### [Available records]

┄┄┄┄┄┄

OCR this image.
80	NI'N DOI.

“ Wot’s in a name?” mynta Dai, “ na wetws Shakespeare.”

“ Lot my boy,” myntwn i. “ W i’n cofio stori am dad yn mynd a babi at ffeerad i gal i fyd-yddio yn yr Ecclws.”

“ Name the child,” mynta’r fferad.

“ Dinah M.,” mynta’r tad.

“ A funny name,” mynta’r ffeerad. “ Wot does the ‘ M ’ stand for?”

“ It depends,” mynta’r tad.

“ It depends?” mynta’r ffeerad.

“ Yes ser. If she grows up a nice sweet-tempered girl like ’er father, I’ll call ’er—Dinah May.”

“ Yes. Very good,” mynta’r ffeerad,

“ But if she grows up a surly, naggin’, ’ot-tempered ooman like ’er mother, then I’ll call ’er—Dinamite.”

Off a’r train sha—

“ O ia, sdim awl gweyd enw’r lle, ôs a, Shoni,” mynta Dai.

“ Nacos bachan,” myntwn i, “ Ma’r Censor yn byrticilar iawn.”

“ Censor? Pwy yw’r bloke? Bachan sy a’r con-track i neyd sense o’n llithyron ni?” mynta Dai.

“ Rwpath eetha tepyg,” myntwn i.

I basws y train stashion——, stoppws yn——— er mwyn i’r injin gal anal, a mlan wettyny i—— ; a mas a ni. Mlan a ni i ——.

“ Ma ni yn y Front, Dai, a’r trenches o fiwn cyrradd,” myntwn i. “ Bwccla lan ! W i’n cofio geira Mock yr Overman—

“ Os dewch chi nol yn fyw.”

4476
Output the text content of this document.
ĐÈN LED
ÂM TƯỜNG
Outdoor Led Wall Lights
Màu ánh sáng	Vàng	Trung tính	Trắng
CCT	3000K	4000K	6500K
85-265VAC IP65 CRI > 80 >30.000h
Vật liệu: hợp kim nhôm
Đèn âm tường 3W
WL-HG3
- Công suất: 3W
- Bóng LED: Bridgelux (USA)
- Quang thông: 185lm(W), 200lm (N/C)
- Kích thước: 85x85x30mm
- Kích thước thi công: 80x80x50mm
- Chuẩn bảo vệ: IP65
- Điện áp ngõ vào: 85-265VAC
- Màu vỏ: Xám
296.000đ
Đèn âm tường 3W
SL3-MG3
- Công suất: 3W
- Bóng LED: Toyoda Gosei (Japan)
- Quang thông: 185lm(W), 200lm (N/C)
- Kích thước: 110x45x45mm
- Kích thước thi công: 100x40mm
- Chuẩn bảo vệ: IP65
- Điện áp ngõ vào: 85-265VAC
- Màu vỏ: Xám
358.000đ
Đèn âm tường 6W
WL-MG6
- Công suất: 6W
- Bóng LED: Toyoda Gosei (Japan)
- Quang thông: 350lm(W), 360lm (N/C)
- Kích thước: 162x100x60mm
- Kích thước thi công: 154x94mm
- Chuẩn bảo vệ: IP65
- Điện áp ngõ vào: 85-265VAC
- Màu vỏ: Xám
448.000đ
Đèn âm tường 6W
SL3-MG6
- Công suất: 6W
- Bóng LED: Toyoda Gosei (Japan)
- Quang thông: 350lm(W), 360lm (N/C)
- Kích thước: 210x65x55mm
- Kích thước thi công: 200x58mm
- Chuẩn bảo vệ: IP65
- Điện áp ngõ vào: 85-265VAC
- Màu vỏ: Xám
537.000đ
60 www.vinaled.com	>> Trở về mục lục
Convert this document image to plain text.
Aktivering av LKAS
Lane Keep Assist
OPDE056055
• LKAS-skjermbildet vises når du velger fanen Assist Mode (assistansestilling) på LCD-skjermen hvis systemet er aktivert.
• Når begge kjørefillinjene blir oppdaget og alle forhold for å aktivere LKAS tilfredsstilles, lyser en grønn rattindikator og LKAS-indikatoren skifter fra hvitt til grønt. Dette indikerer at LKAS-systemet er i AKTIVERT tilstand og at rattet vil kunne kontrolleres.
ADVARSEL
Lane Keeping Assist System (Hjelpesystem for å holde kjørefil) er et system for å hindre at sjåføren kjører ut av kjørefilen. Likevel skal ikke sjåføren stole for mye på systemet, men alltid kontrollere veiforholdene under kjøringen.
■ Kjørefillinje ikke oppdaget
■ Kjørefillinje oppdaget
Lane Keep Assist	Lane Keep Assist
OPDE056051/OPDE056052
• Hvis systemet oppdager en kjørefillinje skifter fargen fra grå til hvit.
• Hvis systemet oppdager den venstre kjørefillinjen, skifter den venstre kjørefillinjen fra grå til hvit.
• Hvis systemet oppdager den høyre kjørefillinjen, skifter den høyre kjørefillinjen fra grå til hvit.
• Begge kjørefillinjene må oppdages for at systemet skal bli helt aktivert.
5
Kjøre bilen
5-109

┄┄┄┄┄┄

### [Given request]
Transcribe the material exactly as it reads.

### [In response]
OCR this image.
80	NI'N DOI.

“ Wot’s in a name?” mynta Dai, “ na wetws Shakespeare.”

“ Lot my boy,” myntwn i. “ W i’n cofio stori am dad yn mynd a babi at ffeerad i gal i fyd-yddio yn yr Ecclws.”

“ Name the child,” mynta’r fferad.

“ Dinah M.,” mynta’r tad.

“ A funny name,” mynta’r ffeerad. “ Wot does the ‘ M ’ stand for?”

“ It depends,” mynta’r tad.

“ It depends?” mynta’r ffeerad.

“ Yes ser. If she grows up a nice sweet-tempered girl like ’er father, I’ll call ’er—Dinah May.”

“ Yes. Very good,” mynta’r ffeerad,

“ But if she grows up a surly, naggin’, ’ot-tempered ooman like ’er mother, then I’ll call ’er—Dinamite.”

Off a’r train sha—

“ O ia, sdim awl gweyd enw’r lle, ôs a, Shoni,” mynta Dai.

“ Nacos bachan,” myntwn i, “ Ma’r Censor yn byrticilar iawn.”

“ Censor? Pwy yw’r bloke? Bachan sy a’r con-track i neyd sense o’n llithyron ni?” mynta Dai.

“ Rwpath eetha tepyg,” myntwn i.

I basws y train stashion——, stoppws yn——— er mwyn i’r injin gal anal, a mlan wettyny i—— ; a mas a ni. Mlan a ni i ——.

“ Ma ni yn y Front, Dai, a’r trenches o fiwn cyrradd,” myntwn i. “ Bwccla lan ! W i’n cofio geira Mock yr Overman—

“ Os dewch chi nol yn fyw.”

4476
Output the text content of this document.
ĐÈN LED
ÂM TƯỜNG
Outdoor Led Wall Lights
Màu ánh sáng	Vàng	Trung tính	Trắng
CCT	3000K	4000K	6500K
85-265VAC IP65 CRI > 80 >30.000h
Vật liệu: hợp kim nhôm
Đèn âm tường 3W
WL-HG3
- Công suất: 3W
- Bóng LED: Bridgelux (USA)
- Quang thông: 185lm(W), 200lm (N/C)
- Kích thước: 85x85x30mm
- Kích thước thi công: 80x80x50mm
- Chuẩn bảo vệ: IP65
- Điện áp ngõ vào: 85-265VAC
- Màu vỏ: Xám
296.000đ
Đèn âm tường 3W
SL3-MG3
- Công suất: 3W
- Bóng LED: Toyoda Gosei (Japan)
- Quang thông: 185lm(W), 200lm (N/C)
- Kích thước: 110x45x45mm
- Kích thước thi công: 100x40mm
- Chuẩn bảo vệ: IP65
- Điện áp ngõ vào: 85-265VAC
- Màu vỏ: Xám
358.000đ
Đèn âm tường 6W
WL-MG6
- Công suất: 6W
- Bóng LED: Toyoda Gosei (Japan)
- Quang thông: 350lm(W), 360lm (N/C)
- Kích thước: 162x100x60mm
- Kích thước thi công: 154x94mm
- Chuẩn bảo vệ: IP65
- Điện áp ngõ vào: 85-265VAC
- Màu vỏ: Xám
448.000đ
Đèn âm tường 6W
SL3-MG6
- Công suất: 6W
- Bóng LED: Toyoda Gosei (Japan)
- Quang thông: 350lm(W), 360lm (N/C)
- Kích thước: 210x65x55mm
- Kích thước thi công: 200x58mm
- Chuẩn bảo vệ: IP65
- Điện áp ngõ vào: 85-265VAC
- Màu vỏ: Xám
537.000đ
60 www.vinaled.com	>> Trở về mục lục
Convert this document image to plain text.
Aktivering av LKAS
Lane Keep Assist
OPDE056055
• LKAS-skjermbildet vises når du velger fanen Assist Mode (assistansestilling) på LCD-skjermen hvis systemet er aktivert.
• Når begge kjørefillinjene blir oppdaget og alle forhold for å aktivere LKAS tilfredsstilles, lyser en grønn rattindikator og LKAS-indikatoren skifter fra hvitt til grønt. Dette indikerer at LKAS-systemet er i AKTIVERT tilstand og at rattet vil kunne kontrolleres.
ADVARSEL
Lane Keeping Assist System (Hjelpesystem for å holde kjørefil) er et system for å hindre at sjåføren kjører ut av kjørefilen. Likevel skal ikke sjåføren stole for mye på systemet, men alltid kontrollere veiforholdene under kjøringen.
■ Kjørefillinje ikke oppdaget
■ Kjørefillinje oppdaget
Lane Keep Assist	Lane Keep Assist
OPDE056051/OPDE056052
• Hvis systemet oppdager en kjørefillinje skifter fargen fra grå til hvit.
• Hvis systemet oppdager den venstre kjørefillinjen, skifter den venstre kjørefillinjen fra grå til hvit.
• Hvis systemet oppdager den høyre kjørefillinjen, skifter den høyre kjørefillinjen fra grå til hvit.
• Begge kjørefillinjene må oppdages for at systemet skal bli helt aktivert.
5
Kjøre bilen
5-109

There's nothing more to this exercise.